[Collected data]
%%

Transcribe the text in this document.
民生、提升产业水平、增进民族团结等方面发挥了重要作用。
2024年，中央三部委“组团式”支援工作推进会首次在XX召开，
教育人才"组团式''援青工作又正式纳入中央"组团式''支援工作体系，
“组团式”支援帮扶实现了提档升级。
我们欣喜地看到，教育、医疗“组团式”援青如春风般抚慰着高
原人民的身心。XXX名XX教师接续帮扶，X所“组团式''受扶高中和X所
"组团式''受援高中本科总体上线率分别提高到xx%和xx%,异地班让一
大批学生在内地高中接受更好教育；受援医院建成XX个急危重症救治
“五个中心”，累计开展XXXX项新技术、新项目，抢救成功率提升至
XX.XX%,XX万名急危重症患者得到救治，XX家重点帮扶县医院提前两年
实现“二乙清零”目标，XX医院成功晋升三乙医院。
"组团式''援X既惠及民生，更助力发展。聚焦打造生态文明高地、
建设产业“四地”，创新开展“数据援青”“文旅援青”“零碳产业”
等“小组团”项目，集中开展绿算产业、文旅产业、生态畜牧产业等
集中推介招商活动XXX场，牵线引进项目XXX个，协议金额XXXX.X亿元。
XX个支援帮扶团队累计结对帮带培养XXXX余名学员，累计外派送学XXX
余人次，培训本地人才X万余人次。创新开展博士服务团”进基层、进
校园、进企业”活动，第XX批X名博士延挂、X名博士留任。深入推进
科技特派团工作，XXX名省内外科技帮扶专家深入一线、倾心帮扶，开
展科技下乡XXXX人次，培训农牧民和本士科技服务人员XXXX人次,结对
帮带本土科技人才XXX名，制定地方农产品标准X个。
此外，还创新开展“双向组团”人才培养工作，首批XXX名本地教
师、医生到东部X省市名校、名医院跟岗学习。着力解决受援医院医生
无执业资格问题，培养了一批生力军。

%%

→ **Instruction**
Copy out the full listing exactly.

→ **Answer**
Transcribe the text in this document.
民生、提升产业水平、增进民族团结等方面发挥了重要作用。
2024年，中央三部委“组团式”支援工作推进会首次在XX召开，
教育人才"组团式''援青工作又正式纳入中央"组团式''支援工作体系，
“组团式”支援帮扶实现了提档升级。
我们欣喜地看到，教育、医疗“组团式”援青如春风般抚慰着高
原人民的身心。XXX名XX教师接续帮扶，X所“组团式''受扶高中和X所
"组团式''受援高中本科总体上线率分别提高到xx%和xx%,异地班让一
大批学生在内地高中接受更好教育；受援医院建成XX个急危重症救治
“五个中心”，累计开展XXXX项新技术、新项目，抢救成功率提升至
XX.XX%,XX万名急危重症患者得到救治，XX家重点帮扶县医院提前两年
实现“二乙清零”目标，XX医院成功晋升三乙医院。
"组团式''援X既惠及民生，更助力发展。聚焦打造生态文明高地、
建设产业“四地”，创新开展“数据援青”“文旅援青”“零碳产业”
等“小组团”项目，集中开展绿算产业、文旅产业、生态畜牧产业等
集中推介招商活动XXX场，牵线引进项目XXX个，协议金额XXXX.X亿元。
XX个支援帮扶团队累计结对帮带培养XXXX余名学员，累计外派送学XXX
余人次，培训本地人才X万余人次。创新开展博士服务团”进基层、进
校园、进企业”活动，第XX批X名博士延挂、X名博士留任。深入推进
科技特派团工作，XXX名省内外科技帮扶专家深入一线、倾心帮扶，开
展科技下乡XXXX人次，培训农牧民和本士科技服务人员XXXX人次,结对
帮带本土科技人才XXX名，制定地方农产品标准X个。
此外，还创新开展“双向组团”人才培养工作，首批XXX名本地教
师、医生到东部X省市名校、名医院跟岗学习。着力解决受援医院医生
无执业资格问题，培养了一批生力军。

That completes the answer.